**Supplied material**
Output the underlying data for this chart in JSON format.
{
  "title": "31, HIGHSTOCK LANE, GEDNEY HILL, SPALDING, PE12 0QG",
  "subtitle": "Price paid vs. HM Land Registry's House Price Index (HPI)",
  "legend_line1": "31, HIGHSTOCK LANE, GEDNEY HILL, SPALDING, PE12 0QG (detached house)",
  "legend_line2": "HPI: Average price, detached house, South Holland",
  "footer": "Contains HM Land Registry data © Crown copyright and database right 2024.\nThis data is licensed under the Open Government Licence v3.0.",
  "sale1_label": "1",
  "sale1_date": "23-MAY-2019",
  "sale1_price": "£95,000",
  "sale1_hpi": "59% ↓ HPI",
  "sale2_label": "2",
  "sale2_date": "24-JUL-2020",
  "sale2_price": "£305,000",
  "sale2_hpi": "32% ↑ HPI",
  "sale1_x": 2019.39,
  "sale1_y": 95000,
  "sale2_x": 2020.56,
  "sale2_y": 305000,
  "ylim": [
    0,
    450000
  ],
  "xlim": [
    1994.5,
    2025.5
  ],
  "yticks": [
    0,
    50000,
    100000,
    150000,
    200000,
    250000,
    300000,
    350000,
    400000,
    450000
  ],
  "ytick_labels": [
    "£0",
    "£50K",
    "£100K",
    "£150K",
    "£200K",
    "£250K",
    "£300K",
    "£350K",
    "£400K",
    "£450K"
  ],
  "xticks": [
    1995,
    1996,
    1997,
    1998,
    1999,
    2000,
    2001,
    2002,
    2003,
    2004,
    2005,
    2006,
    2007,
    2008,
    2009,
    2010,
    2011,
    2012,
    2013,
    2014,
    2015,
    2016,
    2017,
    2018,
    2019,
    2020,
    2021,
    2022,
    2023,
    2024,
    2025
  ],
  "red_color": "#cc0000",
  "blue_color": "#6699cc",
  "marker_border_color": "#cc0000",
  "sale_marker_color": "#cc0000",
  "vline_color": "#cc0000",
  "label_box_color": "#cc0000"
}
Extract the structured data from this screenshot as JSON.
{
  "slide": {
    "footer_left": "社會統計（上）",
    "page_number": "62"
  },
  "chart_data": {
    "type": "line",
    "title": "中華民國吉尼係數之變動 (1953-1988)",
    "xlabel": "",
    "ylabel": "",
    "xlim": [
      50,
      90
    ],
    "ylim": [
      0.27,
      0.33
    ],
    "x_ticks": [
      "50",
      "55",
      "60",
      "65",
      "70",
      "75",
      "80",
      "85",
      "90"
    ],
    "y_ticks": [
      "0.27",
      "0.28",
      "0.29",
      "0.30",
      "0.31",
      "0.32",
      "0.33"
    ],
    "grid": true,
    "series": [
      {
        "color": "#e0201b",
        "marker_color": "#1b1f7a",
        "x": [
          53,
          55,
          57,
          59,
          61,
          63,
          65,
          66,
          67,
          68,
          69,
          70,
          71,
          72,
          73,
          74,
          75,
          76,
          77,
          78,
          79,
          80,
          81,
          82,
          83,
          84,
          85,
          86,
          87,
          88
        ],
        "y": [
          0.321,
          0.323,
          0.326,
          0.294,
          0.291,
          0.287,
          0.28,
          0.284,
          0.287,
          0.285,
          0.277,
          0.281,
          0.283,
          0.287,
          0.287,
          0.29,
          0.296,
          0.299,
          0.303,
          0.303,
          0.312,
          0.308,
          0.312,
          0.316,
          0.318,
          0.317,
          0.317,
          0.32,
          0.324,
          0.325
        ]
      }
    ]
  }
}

**Given instruction**
The records above must be output exactly, in full.

**Response below**
Output the underlying data for this chart in JSON format.
{
  "title": "31, HIGHSTOCK LANE, GEDNEY HILL, SPALDING, PE12 0QG",
  "subtitle": "Price paid vs. HM Land Registry's House Price Index (HPI)",
  "legend_line1": "31, HIGHSTOCK LANE, GEDNEY HILL, SPALDING, PE12 0QG (detached house)",
  "legend_line2": "HPI: Average price, detached house, South Holland",
  "footer": "Contains HM Land Registry data © Crown copyright and database right 2024.\nThis data is licensed under the Open Government Licence v3.0.",
  "sale1_label": "1",
  "sale1_date": "23-MAY-2019",
  "sale1_price": "£95,000",
  "sale1_hpi": "59% ↓ HPI",
  "sale2_label": "2",
  "sale2_date": "24-JUL-2020",
  "sale2_price": "£305,000",
  "sale2_hpi": "32% ↑ HPI",
  "sale1_x": 2019.39,
  "sale1_y": 95000,
  "sale2_x": 2020.56,
  "sale2_y": 305000,
  "ylim": [
    0,
    450000
  ],
  "xlim": [
    1994.5,
    2025.5
  ],
  "yticks": [
    0,
    50000,
    100000,
    150000,
    200000,
    250000,
    300000,
    350000,
    400000,
    450000
  ],
  "ytick_labels": [
    "£0",
    "£50K",
    "£100K",
    "£150K",
    "£200K",
    "£250K",
    "£300K",
    "£350K",
    "£400K",
    "£450K"
  ],
  "xticks": [
    1995,
    1996,
    1997,
    1998,
    1999,
    2000,
    2001,
    2002,
    2003,
    2004,
    2005,
    2006,
    2007,
    2008,
    2009,
    2010,
    2011,
    2012,
    2013,
    2014,
    2015,
    2016,
    2017,
    2018,
    2019,
    2020,
    2021,
    2022,
    2023,
    2024,
    2025
  ],
  "red_color": "#cc0000",
  "blue_color": "#6699cc",
  "marker_border_color": "#cc0000",
  "sale_marker_color": "#cc0000",
  "vline_color": "#cc0000",
  "label_box_color": "#cc0000"
}
Extract the structured data from this screenshot as JSON.
{
  "slide": {
    "footer_left": "社會統計（上）",
    "page_number": "62"
  },
  "chart_data": {
    "type": "line",
    "title": "中華民國吉尼係數之變動 (1953-1988)",
    "xlabel": "",
    "ylabel": "",
    "xlim": [
      50,
      90
    ],
    "ylim": [
      0.27,
      0.33
    ],
    "x_ticks": [
      "50",
      "55",
      "60",
      "65",
      "70",
      "75",
      "80",
      "85",
      "90"
    ],
    "y_ticks": [
      "0.27",
      "0.28",
      "0.29",
      "0.30",
      "0.31",
      "0.32",
      "0.33"
    ],
    "grid": true,
    "series": [
      {
        "color": "#e0201b",
        "marker_color": "#1b1f7a",
        "x": [
          53,
          55,
          57,
          59,
          61,
          63,
          65,
          66,
          67,
          68,
          69,
          70,
          71,
          72,
          73,
          74,
          75,
          76,
          77,
          78,
          79,
          80,
          81,
          82,
          83,
          84,
          85,
          86,
          87,
          88
        ],
        "y": [
          0.321,
          0.323,
          0.326,
          0.294,
          0.291,
          0.287,
          0.28,
          0.284,
          0.287,
          0.285,
          0.277,
          0.281,
          0.283,
          0.287,
          0.287,
          0.29,
          0.296,
          0.299,
          0.303,
          0.303,
          0.312,
          0.308,
          0.312,
          0.316,
          0.318,
          0.317,
          0.317,
          0.32,
          0.324,
          0.325
        ]
      }
    ]
  }
}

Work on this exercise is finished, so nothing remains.